### Requirements
Quote each record exactly, please, leaving none out.

━━ Information given

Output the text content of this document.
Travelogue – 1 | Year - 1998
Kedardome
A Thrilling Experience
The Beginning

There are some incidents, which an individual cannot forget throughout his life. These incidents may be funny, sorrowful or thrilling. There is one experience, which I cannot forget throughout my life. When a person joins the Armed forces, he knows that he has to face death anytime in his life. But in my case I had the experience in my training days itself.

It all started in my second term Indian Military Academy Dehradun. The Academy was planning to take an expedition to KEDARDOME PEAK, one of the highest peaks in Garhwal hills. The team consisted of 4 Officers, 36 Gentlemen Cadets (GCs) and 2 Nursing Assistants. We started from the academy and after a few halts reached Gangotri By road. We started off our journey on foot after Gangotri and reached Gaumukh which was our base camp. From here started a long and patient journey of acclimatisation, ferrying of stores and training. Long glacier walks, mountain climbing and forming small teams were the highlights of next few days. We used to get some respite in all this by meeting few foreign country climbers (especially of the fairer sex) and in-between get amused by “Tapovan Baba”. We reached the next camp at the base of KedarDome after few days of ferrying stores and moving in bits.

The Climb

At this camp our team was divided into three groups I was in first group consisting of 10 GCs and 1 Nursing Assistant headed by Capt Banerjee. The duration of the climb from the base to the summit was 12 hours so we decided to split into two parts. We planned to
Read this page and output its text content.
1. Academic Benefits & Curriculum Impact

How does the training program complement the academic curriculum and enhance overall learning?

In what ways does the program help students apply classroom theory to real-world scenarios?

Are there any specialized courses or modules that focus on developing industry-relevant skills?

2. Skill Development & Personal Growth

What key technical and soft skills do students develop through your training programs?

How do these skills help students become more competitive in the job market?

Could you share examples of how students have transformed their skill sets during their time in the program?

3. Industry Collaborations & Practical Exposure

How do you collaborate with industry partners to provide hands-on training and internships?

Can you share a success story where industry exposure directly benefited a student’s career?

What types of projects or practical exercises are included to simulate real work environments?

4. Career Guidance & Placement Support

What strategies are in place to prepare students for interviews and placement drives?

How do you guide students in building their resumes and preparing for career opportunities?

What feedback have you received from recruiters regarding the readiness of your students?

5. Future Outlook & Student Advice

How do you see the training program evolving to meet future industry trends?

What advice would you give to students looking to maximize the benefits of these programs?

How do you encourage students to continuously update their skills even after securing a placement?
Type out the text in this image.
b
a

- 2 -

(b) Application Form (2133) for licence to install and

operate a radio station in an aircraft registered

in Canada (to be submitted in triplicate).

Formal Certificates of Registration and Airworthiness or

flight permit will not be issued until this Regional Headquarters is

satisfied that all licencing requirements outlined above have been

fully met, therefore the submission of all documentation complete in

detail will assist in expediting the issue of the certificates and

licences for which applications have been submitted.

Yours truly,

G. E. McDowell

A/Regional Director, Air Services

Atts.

━━━━

### Solution
Output the text content of this document.
Travelogue – 1 | Year - 1998
Kedardome
A Thrilling Experience
The Beginning

There are some incidents, which an individual cannot forget throughout his life. These incidents may be funny, sorrowful or thrilling. There is one experience, which I cannot forget throughout my life. When a person joins the Armed forces, he knows that he has to face death anytime in his life. But in my case I had the experience in my training days itself.

It all started in my second term Indian Military Academy Dehradun. The Academy was planning to take an expedition to KEDARDOME PEAK, one of the highest peaks in Garhwal hills. The team consisted of 4 Officers, 36 Gentlemen Cadets (GCs) and 2 Nursing Assistants. We started from the academy and after a few halts reached Gangotri By road. We started off our journey on foot after Gangotri and reached Gaumukh which was our base camp. From here started a long and patient journey of acclimatisation, ferrying of stores and training. Long glacier walks, mountain climbing and forming small teams were the highlights of next few days. We used to get some respite in all this by meeting few foreign country climbers (especially of the fairer sex) and in-between get amused by “Tapovan Baba”. We reached the next camp at the base of KedarDome after few days of ferrying stores and moving in bits.

The Climb

At this camp our team was divided into three groups I was in first group consisting of 10 GCs and 1 Nursing Assistant headed by Capt Banerjee. The duration of the climb from the base to the summit was 12 hours so we decided to split into two parts. We planned to
Read this page and output its text content.
1. Academic Benefits & Curriculum Impact

How does the training program complement the academic curriculum and enhance overall learning?

In what ways does the program help students apply classroom theory to real-world scenarios?

Are there any specialized courses or modules that focus on developing industry-relevant skills?

2. Skill Development & Personal Growth

What key technical and soft skills do students develop through your training programs?

How do these skills help students become more competitive in the job market?

Could you share examples of how students have transformed their skill sets during their time in the program?

3. Industry Collaborations & Practical Exposure

How do you collaborate with industry partners to provide hands-on training and internships?

Can you share a success story where industry exposure directly benefited a student’s career?

What types of projects or practical exercises are included to simulate real work environments?

4. Career Guidance & Placement Support

What strategies are in place to prepare students for interviews and placement drives?

How do you guide students in building their resumes and preparing for career opportunities?

What feedback have you received from recruiters regarding the readiness of your students?

5. Future Outlook & Student Advice

How do you see the training program evolving to meet future industry trends?

What advice would you give to students looking to maximize the benefits of these programs?

How do you encourage students to continuously update their skills even after securing a placement?
Type out the text in this image.
b
a

- 2 -

(b) Application Form (2133) for licence to install and

operate a radio station in an aircraft registered

in Canada (to be submitted in triplicate).

Formal Certificates of Registration and Airworthiness or

flight permit will not be issued until this Regional Headquarters is

satisfied that all licencing requirements outlined above have been

fully met, therefore the submission of all documentation complete in

detail will assist in expediting the issue of the certificates and

licences for which applications have been submitted.

Yours truly,

G. E. McDowell

A/Regional Director, Air Services

Atts.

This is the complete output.